** START OF Raw data **

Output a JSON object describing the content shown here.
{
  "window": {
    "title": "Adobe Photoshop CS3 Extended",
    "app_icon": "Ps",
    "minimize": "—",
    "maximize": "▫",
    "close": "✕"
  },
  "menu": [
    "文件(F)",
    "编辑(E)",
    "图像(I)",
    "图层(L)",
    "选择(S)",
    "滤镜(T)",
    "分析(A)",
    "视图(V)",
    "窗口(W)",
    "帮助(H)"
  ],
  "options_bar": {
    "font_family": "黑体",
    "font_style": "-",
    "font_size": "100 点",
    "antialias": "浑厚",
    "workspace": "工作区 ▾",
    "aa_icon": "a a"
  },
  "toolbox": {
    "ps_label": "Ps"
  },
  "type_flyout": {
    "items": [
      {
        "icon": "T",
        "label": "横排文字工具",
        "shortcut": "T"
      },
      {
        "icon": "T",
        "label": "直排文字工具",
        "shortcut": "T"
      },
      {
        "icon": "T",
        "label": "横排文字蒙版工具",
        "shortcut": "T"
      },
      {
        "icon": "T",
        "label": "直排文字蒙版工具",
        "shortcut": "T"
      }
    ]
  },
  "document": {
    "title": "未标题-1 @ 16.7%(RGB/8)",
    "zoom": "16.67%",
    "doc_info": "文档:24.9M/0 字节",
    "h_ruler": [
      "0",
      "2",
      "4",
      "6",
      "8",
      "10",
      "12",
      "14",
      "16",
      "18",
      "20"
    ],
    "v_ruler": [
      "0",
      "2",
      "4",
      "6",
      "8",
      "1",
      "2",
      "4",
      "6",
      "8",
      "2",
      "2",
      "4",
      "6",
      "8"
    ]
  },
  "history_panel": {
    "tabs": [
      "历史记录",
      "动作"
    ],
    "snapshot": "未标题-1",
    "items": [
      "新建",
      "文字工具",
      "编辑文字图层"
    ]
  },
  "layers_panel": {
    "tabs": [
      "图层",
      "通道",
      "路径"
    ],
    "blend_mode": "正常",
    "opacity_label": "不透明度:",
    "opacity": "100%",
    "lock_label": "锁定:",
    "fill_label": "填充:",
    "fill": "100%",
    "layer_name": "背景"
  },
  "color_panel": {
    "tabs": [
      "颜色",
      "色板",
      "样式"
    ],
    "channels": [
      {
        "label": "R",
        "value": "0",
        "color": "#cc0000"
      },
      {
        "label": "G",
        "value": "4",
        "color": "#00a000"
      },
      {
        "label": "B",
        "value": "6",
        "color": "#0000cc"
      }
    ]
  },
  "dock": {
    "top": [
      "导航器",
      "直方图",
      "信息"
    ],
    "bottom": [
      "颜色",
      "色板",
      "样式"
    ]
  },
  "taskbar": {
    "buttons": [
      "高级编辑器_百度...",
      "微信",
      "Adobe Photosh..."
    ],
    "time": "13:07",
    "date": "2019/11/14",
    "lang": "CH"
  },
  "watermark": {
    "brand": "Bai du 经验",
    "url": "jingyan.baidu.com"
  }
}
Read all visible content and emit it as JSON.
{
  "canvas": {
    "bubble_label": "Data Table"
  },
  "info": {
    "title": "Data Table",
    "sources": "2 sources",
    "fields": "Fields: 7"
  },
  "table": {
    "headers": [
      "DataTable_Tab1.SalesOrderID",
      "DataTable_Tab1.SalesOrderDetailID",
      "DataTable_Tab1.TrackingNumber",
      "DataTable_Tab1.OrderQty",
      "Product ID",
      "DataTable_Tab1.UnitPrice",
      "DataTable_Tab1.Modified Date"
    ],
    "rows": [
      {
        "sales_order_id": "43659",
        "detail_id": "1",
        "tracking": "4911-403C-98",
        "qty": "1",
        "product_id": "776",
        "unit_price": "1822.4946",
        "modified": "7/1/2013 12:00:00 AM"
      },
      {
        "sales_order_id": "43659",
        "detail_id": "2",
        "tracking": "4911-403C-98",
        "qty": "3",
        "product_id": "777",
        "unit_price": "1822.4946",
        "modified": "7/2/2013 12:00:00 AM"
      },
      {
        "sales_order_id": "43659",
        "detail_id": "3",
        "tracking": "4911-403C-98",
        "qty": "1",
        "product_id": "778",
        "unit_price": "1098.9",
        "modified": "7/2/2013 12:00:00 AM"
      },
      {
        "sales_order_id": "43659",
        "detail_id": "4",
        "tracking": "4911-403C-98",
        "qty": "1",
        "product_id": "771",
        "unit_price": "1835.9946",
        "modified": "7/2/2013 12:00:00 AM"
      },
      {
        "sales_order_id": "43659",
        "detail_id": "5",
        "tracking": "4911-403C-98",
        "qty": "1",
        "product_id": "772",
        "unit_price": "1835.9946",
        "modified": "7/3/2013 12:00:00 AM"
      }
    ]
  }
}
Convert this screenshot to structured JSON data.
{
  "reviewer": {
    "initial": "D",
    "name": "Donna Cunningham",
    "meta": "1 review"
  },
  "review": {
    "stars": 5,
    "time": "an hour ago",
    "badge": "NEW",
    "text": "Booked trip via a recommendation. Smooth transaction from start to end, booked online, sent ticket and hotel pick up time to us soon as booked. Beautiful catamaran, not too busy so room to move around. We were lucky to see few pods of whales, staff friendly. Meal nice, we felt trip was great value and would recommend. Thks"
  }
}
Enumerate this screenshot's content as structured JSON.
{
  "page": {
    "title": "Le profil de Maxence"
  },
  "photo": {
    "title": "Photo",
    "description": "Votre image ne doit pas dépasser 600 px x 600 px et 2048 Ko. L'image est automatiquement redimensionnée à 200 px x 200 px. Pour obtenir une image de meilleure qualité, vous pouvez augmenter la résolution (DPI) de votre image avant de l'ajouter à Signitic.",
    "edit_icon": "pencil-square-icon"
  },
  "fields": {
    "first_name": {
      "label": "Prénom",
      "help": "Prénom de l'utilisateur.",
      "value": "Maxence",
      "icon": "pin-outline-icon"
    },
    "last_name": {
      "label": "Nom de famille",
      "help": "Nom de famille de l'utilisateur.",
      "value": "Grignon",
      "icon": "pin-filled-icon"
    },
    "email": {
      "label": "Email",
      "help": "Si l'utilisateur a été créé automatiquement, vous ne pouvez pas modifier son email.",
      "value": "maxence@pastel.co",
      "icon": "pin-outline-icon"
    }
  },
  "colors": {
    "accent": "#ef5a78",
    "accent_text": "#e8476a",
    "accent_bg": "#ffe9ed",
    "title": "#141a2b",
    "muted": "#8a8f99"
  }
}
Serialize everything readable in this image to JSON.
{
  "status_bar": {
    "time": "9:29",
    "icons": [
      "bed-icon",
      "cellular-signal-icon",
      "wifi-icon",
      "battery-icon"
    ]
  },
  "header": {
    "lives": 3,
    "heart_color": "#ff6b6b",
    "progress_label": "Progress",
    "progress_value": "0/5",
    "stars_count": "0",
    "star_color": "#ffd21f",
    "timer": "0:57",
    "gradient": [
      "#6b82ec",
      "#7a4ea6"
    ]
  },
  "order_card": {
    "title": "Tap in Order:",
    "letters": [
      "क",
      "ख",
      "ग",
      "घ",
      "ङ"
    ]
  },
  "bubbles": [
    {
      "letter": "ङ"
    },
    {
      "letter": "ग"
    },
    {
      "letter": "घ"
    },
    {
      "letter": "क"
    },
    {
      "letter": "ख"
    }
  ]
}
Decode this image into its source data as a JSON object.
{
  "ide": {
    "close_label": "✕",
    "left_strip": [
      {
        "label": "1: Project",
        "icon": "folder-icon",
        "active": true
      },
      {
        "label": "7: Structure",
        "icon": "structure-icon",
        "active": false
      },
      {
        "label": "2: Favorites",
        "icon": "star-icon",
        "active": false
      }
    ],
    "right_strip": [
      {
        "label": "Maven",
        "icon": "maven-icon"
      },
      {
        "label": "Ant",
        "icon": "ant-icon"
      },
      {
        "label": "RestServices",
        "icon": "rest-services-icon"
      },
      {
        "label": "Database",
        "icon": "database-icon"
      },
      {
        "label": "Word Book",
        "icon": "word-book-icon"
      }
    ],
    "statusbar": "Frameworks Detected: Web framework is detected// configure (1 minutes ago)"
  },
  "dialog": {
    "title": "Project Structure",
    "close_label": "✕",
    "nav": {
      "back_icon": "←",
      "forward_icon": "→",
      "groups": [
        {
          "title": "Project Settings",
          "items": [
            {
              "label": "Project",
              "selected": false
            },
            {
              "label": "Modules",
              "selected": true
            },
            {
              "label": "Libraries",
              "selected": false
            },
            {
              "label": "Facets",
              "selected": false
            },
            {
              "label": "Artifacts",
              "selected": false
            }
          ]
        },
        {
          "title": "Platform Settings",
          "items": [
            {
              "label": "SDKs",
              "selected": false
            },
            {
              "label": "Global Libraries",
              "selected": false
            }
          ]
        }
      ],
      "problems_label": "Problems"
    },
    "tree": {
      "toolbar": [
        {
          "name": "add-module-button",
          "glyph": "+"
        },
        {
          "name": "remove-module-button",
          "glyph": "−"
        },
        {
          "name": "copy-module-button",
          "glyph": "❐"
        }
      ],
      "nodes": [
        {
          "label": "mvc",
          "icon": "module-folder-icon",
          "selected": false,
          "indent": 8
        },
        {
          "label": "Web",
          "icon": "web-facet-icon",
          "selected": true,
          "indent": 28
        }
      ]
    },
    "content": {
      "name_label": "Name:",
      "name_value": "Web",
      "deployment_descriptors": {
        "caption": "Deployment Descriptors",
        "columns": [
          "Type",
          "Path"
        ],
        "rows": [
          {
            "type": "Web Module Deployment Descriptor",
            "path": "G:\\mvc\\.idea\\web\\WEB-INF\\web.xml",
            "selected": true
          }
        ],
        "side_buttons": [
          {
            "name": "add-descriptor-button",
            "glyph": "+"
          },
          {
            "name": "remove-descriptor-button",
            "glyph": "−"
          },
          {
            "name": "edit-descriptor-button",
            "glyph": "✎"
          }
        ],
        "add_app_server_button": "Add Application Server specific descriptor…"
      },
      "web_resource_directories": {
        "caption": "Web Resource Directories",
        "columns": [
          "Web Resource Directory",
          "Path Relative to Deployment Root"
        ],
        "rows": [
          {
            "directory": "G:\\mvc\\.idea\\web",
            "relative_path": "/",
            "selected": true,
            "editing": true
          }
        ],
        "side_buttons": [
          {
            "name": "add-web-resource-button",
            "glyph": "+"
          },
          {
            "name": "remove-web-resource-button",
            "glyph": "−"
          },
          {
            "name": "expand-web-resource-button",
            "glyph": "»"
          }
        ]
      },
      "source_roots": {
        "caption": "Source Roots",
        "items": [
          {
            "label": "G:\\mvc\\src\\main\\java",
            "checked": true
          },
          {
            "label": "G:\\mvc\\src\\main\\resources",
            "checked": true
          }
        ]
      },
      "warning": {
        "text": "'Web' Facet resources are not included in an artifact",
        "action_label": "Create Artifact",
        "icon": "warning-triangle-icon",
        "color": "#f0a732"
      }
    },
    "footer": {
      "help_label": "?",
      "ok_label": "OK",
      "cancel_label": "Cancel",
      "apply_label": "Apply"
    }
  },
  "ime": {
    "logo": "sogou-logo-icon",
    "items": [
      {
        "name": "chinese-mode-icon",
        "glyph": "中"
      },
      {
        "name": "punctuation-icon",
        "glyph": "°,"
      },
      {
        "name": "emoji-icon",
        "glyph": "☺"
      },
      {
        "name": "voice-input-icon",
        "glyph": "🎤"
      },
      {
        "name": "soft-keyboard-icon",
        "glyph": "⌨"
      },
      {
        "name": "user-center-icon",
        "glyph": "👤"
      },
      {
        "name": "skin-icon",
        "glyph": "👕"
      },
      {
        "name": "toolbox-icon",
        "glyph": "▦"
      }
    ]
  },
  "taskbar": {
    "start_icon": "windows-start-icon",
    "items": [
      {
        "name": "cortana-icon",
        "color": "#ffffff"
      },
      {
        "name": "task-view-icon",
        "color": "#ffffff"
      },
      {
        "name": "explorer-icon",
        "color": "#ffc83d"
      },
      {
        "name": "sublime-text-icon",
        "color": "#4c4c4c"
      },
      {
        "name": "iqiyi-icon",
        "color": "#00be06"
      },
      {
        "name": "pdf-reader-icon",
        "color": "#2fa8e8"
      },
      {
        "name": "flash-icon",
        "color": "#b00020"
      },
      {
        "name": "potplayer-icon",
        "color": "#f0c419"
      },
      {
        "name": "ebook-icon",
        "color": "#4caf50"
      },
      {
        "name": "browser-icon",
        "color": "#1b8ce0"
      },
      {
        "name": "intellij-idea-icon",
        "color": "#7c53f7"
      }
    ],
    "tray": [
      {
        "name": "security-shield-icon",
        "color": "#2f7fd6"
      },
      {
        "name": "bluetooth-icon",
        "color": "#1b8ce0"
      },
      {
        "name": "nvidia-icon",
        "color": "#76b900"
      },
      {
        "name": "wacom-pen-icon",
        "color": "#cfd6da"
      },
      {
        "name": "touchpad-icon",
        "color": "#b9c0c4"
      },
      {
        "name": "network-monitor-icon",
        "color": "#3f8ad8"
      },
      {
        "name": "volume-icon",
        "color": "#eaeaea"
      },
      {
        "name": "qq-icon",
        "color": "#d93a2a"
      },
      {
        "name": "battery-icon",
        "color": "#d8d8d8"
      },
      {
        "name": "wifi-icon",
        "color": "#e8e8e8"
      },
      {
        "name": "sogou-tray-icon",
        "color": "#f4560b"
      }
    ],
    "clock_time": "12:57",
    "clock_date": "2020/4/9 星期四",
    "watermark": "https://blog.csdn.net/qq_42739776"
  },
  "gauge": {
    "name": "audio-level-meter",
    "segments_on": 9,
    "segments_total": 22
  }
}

** END OF Raw data **

## Given task
Which lines contain the word "caption"? Copy each one.

## The result
        "caption": "Deployment Descriptors",
        "caption": "Web Resource Directories",
        "caption": "Source Roots",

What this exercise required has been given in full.